── Vorgegebener Text

Scharfe Zungen betrachten die breite Verschreibung dieser Medikamente als Instrument zur Erhaltung der Funktionsfähigkeit unserer westlichen Gesellschaften. Würden all die empfundene Trauer und Zweifel ausgedrückt werden, könnte das System nicht weiter bestehen und müsste sich an menschliche Bedürfnisse anpassen. Das jetzige System kennt aber nur eine Richtung, nämlich schnelles Wachstum! Kein Platz für Entschleunigung und Sinnfragen, außer vielleicht um 23 Uhr auf ORF 2. Sonst soll das Leben Spaß machen!

"Up or out."

"Up or out" lautet das Credo in der Consulting-Szene. Entweder man steigt auf und macht mehr Umsatz als im Jahr zuvor, oder man fliegt aus dem Unternehmen. Dieser Spruch beschreibt auch die Funktionsweise von Staaten: Wachstum oder Niedergang. Nun braucht man nicht Wirtschaftsgelehrte/r zu sein, um zu verstehen, dass das mit dem Wachstum auf lange Frist nicht funktionieren kann, denn es gibt nur begrenzte Ressourcen, begrenzten Platz und auch begrenzte Bedürfnisse. Deswegen ist beispielsweise Bedürfnisweckung auch eine zentrale Aufgabe der Werbepsychologie. Dabei wird beabsichtigt, immer wieder neue Produkte an unsere wahren Bedürfnisse nach Geborgenheit, Zuneigung, Sexualität und Wertschätzung zu koppeln, um diese verkäuflich zu machen. Nimm dieses Deo und du wirst begehrt, schenke diese Schokolade und du erfährst Geborgenheit.

"Die Seele geht zu Fuß."

"Die Seele geht zu Fuß", besagt ein altes indianisches Sprichwort. Als die Ureinwohner Amerikas das erste Mal mit dem Flugzeug reisten, warteten sie am Ankunftsflughafen auf ihre Seele. In einer immer schneller werdenden Zivilisation haben wir unsere Seelen nicht nur weit hinter uns gelassen, sondern teils vergessen, dass es sie gibt. Doch sie melden sich zurück und holen uns ein - immer!
Dieses Zurücklassen unserer Seele erkennt man im übertragenen Sinne an unserem stetigen Drang voranzuschreiten und Zielen nachzueifern, ohne diese zu hinterfragen. Wer sich im Eiltempo vorwärts bewegt, ohne die Seele - oder nennen wir es weniger esoterisch sein Wesen - zu beachten, riskiert aus den Augen zu verlieren, ob sich der eingeschlagene Weg überhaupt noch gut anfühlt.  Ab einer gewissen zurückgelegten Strecke wollen wir nicht mehr hinterfragen, da einfach schon zu viel investiert, schon zu viel Weg zurückgelegt wurde.
Falsch! In jedem Moment habe ich die Möglichkeit, einen Wechsel in meinem Leben einzuleiten und jeder Meter, den ich früher die Richtung korrigiere, ist ein gewonnener!

────

* Deine Aufgaben *
1. Nenn alle wahren Bedürfnisse, die der Text über Wachstum und Seele aufzählt.
2. Schreib den Text über Wachstum und Seele von „Dieses Zurücklassen unserer“ bis „ist ein gewonnener!“ ab und setz dabei „Laufschritt“ an die Stelle von „Eiltempo“.
3. Nimm den Text über Wachstum und Seele nach seinem letzten Satz wieder auf und schreib ihn weiter.
Die Einträge haben nichts mit dem Text zu tun.

── Datenliste

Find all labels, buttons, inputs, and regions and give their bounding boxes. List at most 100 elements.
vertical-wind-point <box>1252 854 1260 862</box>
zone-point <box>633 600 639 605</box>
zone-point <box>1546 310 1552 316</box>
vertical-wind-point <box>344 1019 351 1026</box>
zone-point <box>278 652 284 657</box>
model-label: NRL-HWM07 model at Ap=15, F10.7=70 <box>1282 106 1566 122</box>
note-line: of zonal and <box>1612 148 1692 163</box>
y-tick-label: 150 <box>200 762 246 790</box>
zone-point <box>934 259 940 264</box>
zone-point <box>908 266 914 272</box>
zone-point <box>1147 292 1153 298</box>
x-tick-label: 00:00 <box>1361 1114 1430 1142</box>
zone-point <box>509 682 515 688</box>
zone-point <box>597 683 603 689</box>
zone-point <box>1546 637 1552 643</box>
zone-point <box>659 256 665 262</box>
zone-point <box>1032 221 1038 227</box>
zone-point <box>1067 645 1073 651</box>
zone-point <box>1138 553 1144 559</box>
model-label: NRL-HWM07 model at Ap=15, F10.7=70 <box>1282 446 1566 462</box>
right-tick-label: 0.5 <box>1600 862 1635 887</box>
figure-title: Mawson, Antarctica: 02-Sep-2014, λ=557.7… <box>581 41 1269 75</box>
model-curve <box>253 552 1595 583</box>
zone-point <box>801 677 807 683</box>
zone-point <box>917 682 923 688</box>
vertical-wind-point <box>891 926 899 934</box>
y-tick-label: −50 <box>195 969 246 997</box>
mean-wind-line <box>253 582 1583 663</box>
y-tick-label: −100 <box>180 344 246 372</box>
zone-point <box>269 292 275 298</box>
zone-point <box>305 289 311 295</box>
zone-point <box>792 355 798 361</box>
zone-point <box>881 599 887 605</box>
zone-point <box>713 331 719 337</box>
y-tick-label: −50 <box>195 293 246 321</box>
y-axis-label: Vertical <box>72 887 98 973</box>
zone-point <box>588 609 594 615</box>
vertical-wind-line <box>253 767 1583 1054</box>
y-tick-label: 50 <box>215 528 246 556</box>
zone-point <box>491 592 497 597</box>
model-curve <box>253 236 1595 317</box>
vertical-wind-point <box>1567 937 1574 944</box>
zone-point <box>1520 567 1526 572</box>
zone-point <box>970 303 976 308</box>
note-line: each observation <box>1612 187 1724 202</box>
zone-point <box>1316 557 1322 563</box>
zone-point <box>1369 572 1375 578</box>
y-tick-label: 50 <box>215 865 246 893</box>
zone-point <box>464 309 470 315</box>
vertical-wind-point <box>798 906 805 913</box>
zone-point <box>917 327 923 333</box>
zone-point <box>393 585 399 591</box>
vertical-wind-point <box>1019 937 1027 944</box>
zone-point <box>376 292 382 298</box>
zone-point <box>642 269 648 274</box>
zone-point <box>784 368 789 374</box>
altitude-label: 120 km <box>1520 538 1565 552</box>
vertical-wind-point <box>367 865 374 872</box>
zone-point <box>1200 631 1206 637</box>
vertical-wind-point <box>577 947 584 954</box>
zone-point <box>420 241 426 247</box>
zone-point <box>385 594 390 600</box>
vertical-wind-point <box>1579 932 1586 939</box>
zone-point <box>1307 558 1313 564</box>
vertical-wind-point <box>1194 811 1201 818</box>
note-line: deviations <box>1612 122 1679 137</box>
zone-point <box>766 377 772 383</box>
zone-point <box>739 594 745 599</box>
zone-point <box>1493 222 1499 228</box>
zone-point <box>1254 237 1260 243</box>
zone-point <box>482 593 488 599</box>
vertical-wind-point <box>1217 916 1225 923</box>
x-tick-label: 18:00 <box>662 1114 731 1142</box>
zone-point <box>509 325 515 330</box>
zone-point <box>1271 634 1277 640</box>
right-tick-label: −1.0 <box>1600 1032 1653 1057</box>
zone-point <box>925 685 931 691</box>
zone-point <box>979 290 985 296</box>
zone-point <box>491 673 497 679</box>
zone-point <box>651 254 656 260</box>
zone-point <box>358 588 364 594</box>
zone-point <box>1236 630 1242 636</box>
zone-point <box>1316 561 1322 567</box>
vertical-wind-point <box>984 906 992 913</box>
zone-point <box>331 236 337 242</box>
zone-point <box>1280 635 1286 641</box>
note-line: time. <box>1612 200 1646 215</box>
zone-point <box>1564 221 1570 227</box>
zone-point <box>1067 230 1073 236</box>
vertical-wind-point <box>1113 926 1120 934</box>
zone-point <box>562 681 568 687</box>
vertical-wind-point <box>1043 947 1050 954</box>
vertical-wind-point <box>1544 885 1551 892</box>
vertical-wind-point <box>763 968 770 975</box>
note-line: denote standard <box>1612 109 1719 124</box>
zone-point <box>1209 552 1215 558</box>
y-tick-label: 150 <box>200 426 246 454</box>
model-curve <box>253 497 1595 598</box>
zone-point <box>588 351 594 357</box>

────

* Lösungen *
1. Geborgenheit, Zuneigung, Sexualität, Wertschätzung

2.
Dieses Zurücklassen unserer Seele erkennt man im übertragenen Sinne an unserem stetigen Drang voranzuschreiten und Zielen nachzueifern, ohne diese zu hinterfragen. Wer sich im Laufschritt vorwärts bewegt, ohne die Seele - oder nennen wir es weniger esoterisch sein Wesen - zu beachten, riskiert aus den Augen zu verlieren, ob sich der eingeschlagene Weg überhaupt noch gut anfühlt.  Ab einer gewissen zurückgelegten Strecke wollen wir nicht mehr hinterfragen, da einfach schon zu viel investiert, schon zu viel Weg zurückgelegt wurde.
Falsch! In jedem Moment habe ich die Möglichkeit, einen Wechsel in meinem Leben einzuleiten und jeder Meter, den ich früher die Richtung korrigiere, ist ein gewonnener!

3.
Wäre es die Wahrheit, dass eine rein bereichernde Einstellung hohe Zufriedenheit zur Folge hätte, dann müssten doch die oft kritisierten erfolgreichen BankerInnen am glücklichsten sein. Doch gerechterweise ist dem bei Weitem nicht so. Sie funktionieren nach dem puren kapitalistischen Gedanken. Sie wollen immer mehr und mehr, Geld wird abstrahiert und damit von Moral entkoppelt. Gewissenlose Geschäftsmänner sind einfach die reich gewordenen Opfer dieses Systems. Sie betäuben sich mit Gier, Beschäftigung und Konsum bis sie verbrennen, die Seele außer Sicht- und Reichweite. Doch jede Betäubung geht zu Ende, im Burnout oder in der Depression, oder im Erkennen des Irrtums.

"Geld macht nicht unglücklich!"

Studien beweisen, dass ein Zusammenhang zwischen Gehalt und Zufriedenheit nur bis zur Erfüllung existenzieller Bedürfnisse besteht. Wenn Grundbedürfnisse nach Nahrung und Sicherheit gedeckt sind, bekommt Geld eine andere Funktion. Über einem Familieneinkommen von 4.000 Euro im Monat nimmt die Lebenszufriedenheit mit steigendem Gehalt nämlich nicht mehr zu. Wollen wir uns dann noch signifikant wohler fühlen, treten Vergleichsprozesse an den Tag, wobei die Tiefe des Gefühls zu bezweifeln ist. Entscheidend ist dieser Studie nach also nicht der absolute Betrag, den wir verdienen, sondern der Betrag relativ zu unserer Vergleichsgruppe. Diese wählen wir selbst, also meistens Menschen im gleichen Alter, mit ähnlichem Bildungsniveau, ähnlichem Job. Bin ich in den von mir selbst oder gesellschaftlichen Normen definierten Dimensionen besser als meine Vergleichsgruppe, fühle ich mich zufriedener.
Einer von vielen Glücklichmachern - man glaubt es kaum, er steht nämlich in krassem Gegensatz zum Grundgedanken des Kapitalismus - ist Altruismus. Uneigennütziges Verhalten soll Studien zufolge glücklich machen. Wo uns doch täglich beigebracht wird, uns ja nicht übervorteilen zu lassen, nicht zu viel zu geben, misstrauisch zu sein usw. Dieses ständige Berechnen, ob man jetzt etwas geben darf oder nicht, kostet so viel Kraft, mit der man die kleine Tat schon vollbracht hätte.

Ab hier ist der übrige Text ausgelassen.